Stored data:
==============================
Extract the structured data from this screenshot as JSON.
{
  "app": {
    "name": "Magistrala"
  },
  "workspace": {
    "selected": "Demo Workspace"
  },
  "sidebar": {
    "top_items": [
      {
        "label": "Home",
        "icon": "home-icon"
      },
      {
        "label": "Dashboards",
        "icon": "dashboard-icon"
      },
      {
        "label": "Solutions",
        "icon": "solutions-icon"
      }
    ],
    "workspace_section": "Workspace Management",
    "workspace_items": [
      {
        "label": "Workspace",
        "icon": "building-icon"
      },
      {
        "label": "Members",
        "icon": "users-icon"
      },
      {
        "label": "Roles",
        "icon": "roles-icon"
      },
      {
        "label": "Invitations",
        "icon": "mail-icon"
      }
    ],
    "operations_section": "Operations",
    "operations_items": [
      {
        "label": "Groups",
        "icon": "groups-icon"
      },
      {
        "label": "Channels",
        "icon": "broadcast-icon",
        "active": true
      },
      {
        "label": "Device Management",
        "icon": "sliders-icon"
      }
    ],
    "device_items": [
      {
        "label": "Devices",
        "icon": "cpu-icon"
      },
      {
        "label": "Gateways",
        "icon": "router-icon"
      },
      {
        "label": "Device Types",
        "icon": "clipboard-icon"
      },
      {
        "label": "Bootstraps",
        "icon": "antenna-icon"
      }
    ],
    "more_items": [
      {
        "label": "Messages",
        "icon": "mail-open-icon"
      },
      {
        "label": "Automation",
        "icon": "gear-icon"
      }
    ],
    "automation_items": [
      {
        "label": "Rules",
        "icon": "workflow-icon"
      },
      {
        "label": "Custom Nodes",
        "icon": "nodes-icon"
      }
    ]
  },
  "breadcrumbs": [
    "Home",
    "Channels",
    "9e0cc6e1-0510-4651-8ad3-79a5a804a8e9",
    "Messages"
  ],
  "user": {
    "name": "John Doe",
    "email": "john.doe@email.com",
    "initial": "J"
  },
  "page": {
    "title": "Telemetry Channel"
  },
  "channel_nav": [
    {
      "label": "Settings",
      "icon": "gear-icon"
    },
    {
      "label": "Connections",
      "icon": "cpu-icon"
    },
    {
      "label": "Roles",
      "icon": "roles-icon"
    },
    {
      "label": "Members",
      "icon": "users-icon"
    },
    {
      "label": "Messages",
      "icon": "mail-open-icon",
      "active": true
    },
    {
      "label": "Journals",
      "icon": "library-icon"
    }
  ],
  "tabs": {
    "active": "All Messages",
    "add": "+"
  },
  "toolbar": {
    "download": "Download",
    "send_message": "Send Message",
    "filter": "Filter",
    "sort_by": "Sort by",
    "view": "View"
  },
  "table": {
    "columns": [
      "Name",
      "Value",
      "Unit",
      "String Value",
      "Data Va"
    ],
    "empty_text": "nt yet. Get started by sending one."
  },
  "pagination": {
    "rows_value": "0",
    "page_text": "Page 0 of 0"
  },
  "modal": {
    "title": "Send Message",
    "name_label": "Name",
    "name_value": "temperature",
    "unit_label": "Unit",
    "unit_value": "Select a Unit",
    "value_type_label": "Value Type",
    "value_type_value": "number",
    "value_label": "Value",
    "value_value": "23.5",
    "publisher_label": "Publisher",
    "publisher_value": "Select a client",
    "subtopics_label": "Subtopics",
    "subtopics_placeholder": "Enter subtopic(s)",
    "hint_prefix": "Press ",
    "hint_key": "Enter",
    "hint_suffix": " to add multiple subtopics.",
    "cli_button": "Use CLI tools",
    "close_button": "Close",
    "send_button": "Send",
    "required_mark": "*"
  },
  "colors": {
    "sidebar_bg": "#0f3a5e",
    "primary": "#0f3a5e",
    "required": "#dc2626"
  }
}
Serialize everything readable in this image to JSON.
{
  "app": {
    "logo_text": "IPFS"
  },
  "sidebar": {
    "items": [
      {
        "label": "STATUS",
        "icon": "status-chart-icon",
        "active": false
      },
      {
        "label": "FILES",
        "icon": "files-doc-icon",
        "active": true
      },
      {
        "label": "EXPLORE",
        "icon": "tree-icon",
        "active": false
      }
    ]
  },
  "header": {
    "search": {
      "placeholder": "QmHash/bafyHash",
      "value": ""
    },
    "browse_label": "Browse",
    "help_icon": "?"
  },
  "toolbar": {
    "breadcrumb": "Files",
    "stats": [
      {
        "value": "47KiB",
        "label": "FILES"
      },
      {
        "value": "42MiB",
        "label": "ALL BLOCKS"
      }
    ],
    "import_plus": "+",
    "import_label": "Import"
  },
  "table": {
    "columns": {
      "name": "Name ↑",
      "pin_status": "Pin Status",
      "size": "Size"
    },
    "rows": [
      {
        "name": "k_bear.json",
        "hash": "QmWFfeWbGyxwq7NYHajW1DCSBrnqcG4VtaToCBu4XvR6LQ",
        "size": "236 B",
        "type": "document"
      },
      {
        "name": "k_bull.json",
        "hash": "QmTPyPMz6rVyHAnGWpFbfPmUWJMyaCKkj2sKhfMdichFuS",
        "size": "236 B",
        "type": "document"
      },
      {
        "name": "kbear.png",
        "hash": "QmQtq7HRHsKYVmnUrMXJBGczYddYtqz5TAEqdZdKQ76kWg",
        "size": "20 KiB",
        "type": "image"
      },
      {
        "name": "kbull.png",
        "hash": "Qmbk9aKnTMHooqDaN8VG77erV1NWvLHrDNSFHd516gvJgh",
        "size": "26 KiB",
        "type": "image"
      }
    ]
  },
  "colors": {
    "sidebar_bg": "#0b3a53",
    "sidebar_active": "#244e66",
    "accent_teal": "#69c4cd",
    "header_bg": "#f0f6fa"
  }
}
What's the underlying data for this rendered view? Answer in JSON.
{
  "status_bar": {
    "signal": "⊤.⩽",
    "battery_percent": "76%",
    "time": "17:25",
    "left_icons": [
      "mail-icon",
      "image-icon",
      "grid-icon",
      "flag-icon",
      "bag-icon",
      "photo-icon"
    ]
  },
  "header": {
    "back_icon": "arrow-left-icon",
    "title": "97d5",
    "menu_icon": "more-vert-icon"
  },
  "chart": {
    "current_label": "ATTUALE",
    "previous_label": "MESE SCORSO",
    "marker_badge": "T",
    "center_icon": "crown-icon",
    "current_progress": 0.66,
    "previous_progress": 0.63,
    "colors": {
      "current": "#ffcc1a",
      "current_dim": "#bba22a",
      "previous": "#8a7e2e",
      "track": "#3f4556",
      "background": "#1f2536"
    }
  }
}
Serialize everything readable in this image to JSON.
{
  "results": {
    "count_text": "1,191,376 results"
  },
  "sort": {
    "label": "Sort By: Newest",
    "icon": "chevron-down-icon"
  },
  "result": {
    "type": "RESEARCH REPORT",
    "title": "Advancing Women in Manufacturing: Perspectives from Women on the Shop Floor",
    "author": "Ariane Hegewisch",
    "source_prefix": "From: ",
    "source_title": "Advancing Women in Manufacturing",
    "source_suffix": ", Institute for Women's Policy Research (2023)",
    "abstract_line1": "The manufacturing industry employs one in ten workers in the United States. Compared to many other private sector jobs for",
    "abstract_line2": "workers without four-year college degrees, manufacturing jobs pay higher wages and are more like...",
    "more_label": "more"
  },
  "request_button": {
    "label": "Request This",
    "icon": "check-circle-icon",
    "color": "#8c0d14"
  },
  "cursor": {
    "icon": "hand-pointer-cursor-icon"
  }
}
==============================
Given request:
Each record must be repeated exactly as it is.

Answer to the exercise:
Extract the structured data from this screenshot as JSON.
{
  "app": {
    "name": "Magistrala"
  },
  "workspace": {
    "selected": "Demo Workspace"
  },
  "sidebar": {
    "top_items": [
      {
        "label": "Home",
        "icon": "home-icon"
      },
      {
        "label": "Dashboards",
        "icon": "dashboard-icon"
      },
      {
        "label": "Solutions",
        "icon": "solutions-icon"
      }
    ],
    "workspace_section": "Workspace Management",
    "workspace_items": [
      {
        "label": "Workspace",
        "icon": "building-icon"
      },
      {
        "label": "Members",
        "icon": "users-icon"
      },
      {
        "label": "Roles",
        "icon": "roles-icon"
      },
      {
        "label": "Invitations",
        "icon": "mail-icon"
      }
    ],
    "operations_section": "Operations",
    "operations_items": [
      {
        "label": "Groups",
        "icon": "groups-icon"
      },
      {
        "label": "Channels",
        "icon": "broadcast-icon",
        "active": true
      },
      {
        "label": "Device Management",
        "icon": "sliders-icon"
      }
    ],
    "device_items": [
      {
        "label": "Devices",
        "icon": "cpu-icon"
      },
      {
        "label": "Gateways",
        "icon": "router-icon"
      },
      {
        "label": "Device Types",
        "icon": "clipboard-icon"
      },
      {
        "label": "Bootstraps",
        "icon": "antenna-icon"
      }
    ],
    "more_items": [
      {
        "label": "Messages",
        "icon": "mail-open-icon"
      },
      {
        "label": "Automation",
        "icon": "gear-icon"
      }
    ],
    "automation_items": [
      {
        "label": "Rules",
        "icon": "workflow-icon"
      },
      {
        "label": "Custom Nodes",
        "icon": "nodes-icon"
      }
    ]
  },
  "breadcrumbs": [
    "Home",
    "Channels",
    "9e0cc6e1-0510-4651-8ad3-79a5a804a8e9",
    "Messages"
  ],
  "user": {
    "name": "John Doe",
    "email": "john.doe@email.com",
    "initial": "J"
  },
  "page": {
    "title": "Telemetry Channel"
  },
  "channel_nav": [
    {
      "label": "Settings",
      "icon": "gear-icon"
    },
    {
      "label": "Connections",
      "icon": "cpu-icon"
    },
    {
      "label": "Roles",
      "icon": "roles-icon"
    },
    {
      "label": "Members",
      "icon": "users-icon"
    },
    {
      "label": "Messages",
      "icon": "mail-open-icon",
      "active": true
    },
    {
      "label": "Journals",
      "icon": "library-icon"
    }
  ],
  "tabs": {
    "active": "All Messages",
    "add": "+"
  },
  "toolbar": {
    "download": "Download",
    "send_message": "Send Message",
    "filter": "Filter",
    "sort_by": "Sort by",
    "view": "View"
  },
  "table": {
    "columns": [
      "Name",
      "Value",
      "Unit",
      "String Value",
      "Data Va"
    ],
    "empty_text": "nt yet. Get started by sending one."
  },
  "pagination": {
    "rows_value": "0",
    "page_text": "Page 0 of 0"
  },
  "modal": {
    "title": "Send Message",
    "name_label": "Name",
    "name_value": "temperature",
    "unit_label": "Unit",
    "unit_value": "Select a Unit",
    "value_type_label": "Value Type",
    "value_type_value": "number",
    "value_label": "Value",
    "value_value": "23.5",
    "publisher_label": "Publisher",
    "publisher_value": "Select a client",
    "subtopics_label": "Subtopics",
    "subtopics_placeholder": "Enter subtopic(s)",
    "hint_prefix": "Press ",
    "hint_key": "Enter",
    "hint_suffix": " to add multiple subtopics.",
    "cli_button": "Use CLI tools",
    "close_button": "Close",
    "send_button": "Send",
    "required_mark": "*"
  },
  "colors": {
    "sidebar_bg": "#0f3a5e",
    "primary": "#0f3a5e",
    "required": "#dc2626"
  }
}
Serialize everything readable in this image to JSON.
{
  "app": {
    "logo_text": "IPFS"
  },
  "sidebar": {
    "items": [
      {
        "label": "STATUS",
        "icon": "status-chart-icon",
        "active": false
      },
      {
        "label": "FILES",
        "icon": "files-doc-icon",
        "active": true
      },
      {
        "label": "EXPLORE",
        "icon": "tree-icon",
        "active": false
      }
    ]
  },
  "header": {
    "search": {
      "placeholder": "QmHash/bafyHash",
      "value": ""
    },
    "browse_label": "Browse",
    "help_icon": "?"
  },
  "toolbar": {
    "breadcrumb": "Files",
    "stats": [
      {
        "value": "47KiB",
        "label": "FILES"
      },
      {
        "value": "42MiB",
        "label": "ALL BLOCKS"
      }
    ],
    "import_plus": "+",
    "import_label": "Import"
  },
  "table": {
    "columns": {
      "name": "Name ↑",
      "pin_status": "Pin Status",
      "size": "Size"
    },
    "rows": [
      {
        "name": "k_bear.json",
        "hash": "QmWFfeWbGyxwq7NYHajW1DCSBrnqcG4VtaToCBu4XvR6LQ",
        "size": "236 B",
        "type": "document"
      },
      {
        "name": "k_bull.json",
        "hash": "QmTPyPMz6rVyHAnGWpFbfPmUWJMyaCKkj2sKhfMdichFuS",
        "size": "236 B",
        "type": "document"
      },
      {
        "name": "kbear.png",
        "hash": "QmQtq7HRHsKYVmnUrMXJBGczYddYtqz5TAEqdZdKQ76kWg",
        "size": "20 KiB",
        "type": "image"
      },
      {
        "name": "kbull.png",
        "hash": "Qmbk9aKnTMHooqDaN8VG77erV1NWvLHrDNSFHd516gvJgh",
        "size": "26 KiB",
        "type": "image"
      }
    ]
  },
  "colors": {
    "sidebar_bg": "#0b3a53",
    "sidebar_active": "#244e66",
    "accent_teal": "#69c4cd",
    "header_bg": "#f0f6fa"
  }
}
What's the underlying data for this rendered view? Answer in JSON.
{
  "status_bar": {
    "signal": "⊤.⩽",
    "battery_percent": "76%",
    "time": "17:25",
    "left_icons": [
      "mail-icon",
      "image-icon",
      "grid-icon",
      "flag-icon",
      "bag-icon",
      "photo-icon"
    ]
  },
  "header": {
    "back_icon": "arrow-left-icon",
    "title": "97d5",
    "menu_icon": "more-vert-icon"
  },
  "chart": {
    "current_label": "ATTUALE",
    "previous_label": "MESE SCORSO",
    "marker_badge": "T",
    "center_icon": "crown-icon",
    "current_progress": 0.66,
    "previous_progress": 0.63,
    "colors": {
      "current": "#ffcc1a",
      "current_dim": "#bba22a",
      "previous": "#8a7e2e",
      "track": "#3f4556",
      "background": "#1f2536"
    }
  }
}
Serialize everything readable in this image to JSON.
{
  "results": {
    "count_text": "1,191,376 results"
  },
  "sort": {
    "label": "Sort By: Newest",
    "icon": "chevron-down-icon"
  },
  "result": {
    "type": "RESEARCH REPORT",
    "title": "Advancing Women in Manufacturing: Perspectives from Women on the Shop Floor",
    "author": "Ariane Hegewisch",
    "source_prefix": "From: ",
    "source_title": "Advancing Women in Manufacturing",
    "source_suffix": ", Institute for Women's Policy Research (2023)",
    "abstract_line1": "The manufacturing industry employs one in ten workers in the United States. Compared to many other private sector jobs for",
    "abstract_line2": "workers without four-year college degrees, manufacturing jobs pay higher wages and are more like...",
    "more_label": "more"
  },
  "request_button": {
    "label": "Request This",
    "icon": "check-circle-icon",
    "color": "#8c0d14"
  },
  "cursor": {
    "icon": "hand-pointer-cursor-icon"
  }
}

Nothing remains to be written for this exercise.